_What the exercise asks_. Your task is to locate every line holding the string "directie" and to copy each of them.

_Data to process_.
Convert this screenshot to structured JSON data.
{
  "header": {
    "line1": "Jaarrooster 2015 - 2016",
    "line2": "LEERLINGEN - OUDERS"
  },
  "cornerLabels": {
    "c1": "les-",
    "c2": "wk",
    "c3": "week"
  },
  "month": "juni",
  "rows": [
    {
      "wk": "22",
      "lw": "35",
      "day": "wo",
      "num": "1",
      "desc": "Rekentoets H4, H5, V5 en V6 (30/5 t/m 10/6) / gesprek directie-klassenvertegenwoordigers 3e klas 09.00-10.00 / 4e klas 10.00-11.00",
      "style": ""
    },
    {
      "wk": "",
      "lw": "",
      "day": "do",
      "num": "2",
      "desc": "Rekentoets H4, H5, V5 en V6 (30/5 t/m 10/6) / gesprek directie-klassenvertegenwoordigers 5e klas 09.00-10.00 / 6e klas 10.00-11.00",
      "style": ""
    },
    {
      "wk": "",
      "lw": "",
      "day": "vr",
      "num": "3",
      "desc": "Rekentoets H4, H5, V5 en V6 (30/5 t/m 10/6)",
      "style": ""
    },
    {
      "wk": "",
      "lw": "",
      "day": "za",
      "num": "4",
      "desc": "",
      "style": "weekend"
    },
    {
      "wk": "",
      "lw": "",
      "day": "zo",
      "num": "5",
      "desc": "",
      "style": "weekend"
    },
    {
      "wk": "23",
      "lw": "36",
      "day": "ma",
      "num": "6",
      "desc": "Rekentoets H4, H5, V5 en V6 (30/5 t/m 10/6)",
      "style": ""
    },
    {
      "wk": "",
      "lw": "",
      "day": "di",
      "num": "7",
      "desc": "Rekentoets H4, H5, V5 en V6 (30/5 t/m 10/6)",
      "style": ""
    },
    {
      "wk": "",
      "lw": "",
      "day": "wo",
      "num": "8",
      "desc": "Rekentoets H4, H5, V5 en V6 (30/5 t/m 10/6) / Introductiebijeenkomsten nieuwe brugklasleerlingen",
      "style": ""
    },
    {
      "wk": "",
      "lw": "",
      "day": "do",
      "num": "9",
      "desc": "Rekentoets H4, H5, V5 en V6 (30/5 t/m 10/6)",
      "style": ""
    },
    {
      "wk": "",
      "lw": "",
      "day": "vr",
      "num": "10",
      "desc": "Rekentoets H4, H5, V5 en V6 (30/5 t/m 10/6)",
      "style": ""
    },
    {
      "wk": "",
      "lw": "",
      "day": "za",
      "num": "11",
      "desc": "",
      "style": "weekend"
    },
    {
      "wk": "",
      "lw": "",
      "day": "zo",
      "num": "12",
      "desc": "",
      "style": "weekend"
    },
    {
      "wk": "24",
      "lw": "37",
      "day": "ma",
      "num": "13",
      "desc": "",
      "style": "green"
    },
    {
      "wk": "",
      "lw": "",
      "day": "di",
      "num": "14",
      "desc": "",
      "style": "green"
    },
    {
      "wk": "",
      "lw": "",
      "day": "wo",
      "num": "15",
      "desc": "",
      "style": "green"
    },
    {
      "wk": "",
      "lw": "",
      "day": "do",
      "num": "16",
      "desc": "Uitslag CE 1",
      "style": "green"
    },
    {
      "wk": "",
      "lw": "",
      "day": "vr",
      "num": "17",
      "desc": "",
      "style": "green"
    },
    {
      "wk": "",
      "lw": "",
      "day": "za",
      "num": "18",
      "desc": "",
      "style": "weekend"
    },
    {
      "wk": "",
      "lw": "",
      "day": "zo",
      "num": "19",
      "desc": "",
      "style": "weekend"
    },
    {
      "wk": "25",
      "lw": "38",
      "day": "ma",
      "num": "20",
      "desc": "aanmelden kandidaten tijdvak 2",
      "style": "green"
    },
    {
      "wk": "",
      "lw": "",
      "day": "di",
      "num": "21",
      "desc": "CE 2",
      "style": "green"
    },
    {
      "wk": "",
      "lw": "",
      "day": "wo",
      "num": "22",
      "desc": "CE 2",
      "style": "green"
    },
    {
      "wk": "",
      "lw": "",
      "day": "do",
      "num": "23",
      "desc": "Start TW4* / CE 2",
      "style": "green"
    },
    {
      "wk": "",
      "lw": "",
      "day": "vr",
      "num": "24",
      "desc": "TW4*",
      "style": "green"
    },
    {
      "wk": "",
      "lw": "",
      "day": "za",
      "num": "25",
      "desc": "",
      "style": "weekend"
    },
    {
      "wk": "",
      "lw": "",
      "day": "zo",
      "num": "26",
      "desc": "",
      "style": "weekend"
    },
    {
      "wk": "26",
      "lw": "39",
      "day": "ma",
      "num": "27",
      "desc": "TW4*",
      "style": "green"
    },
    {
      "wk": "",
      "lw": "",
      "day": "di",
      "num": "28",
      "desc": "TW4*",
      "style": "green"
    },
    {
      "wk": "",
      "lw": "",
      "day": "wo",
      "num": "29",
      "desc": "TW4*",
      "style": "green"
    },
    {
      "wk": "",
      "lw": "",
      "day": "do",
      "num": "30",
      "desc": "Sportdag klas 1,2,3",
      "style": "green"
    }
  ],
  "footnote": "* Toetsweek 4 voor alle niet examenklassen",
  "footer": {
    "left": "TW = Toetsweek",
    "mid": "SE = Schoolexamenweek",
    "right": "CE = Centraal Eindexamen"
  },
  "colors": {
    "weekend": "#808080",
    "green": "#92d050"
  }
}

_Written reply_.
      "desc": "Rekentoets H4, H5, V5 en V6 (30/5 t/m 10/6) / gesprek directie-klassenvertegenwoordigers 3e klas 09.00-10.00 / 4e klas 10.00-11.00",
      "desc": "Rekentoets H4, H5, V5 en V6 (30/5 t/m 10/6) / gesprek directie-klassenvertegenwoordigers 5e klas 09.00-10.00 / 6e klas 10.00-11.00",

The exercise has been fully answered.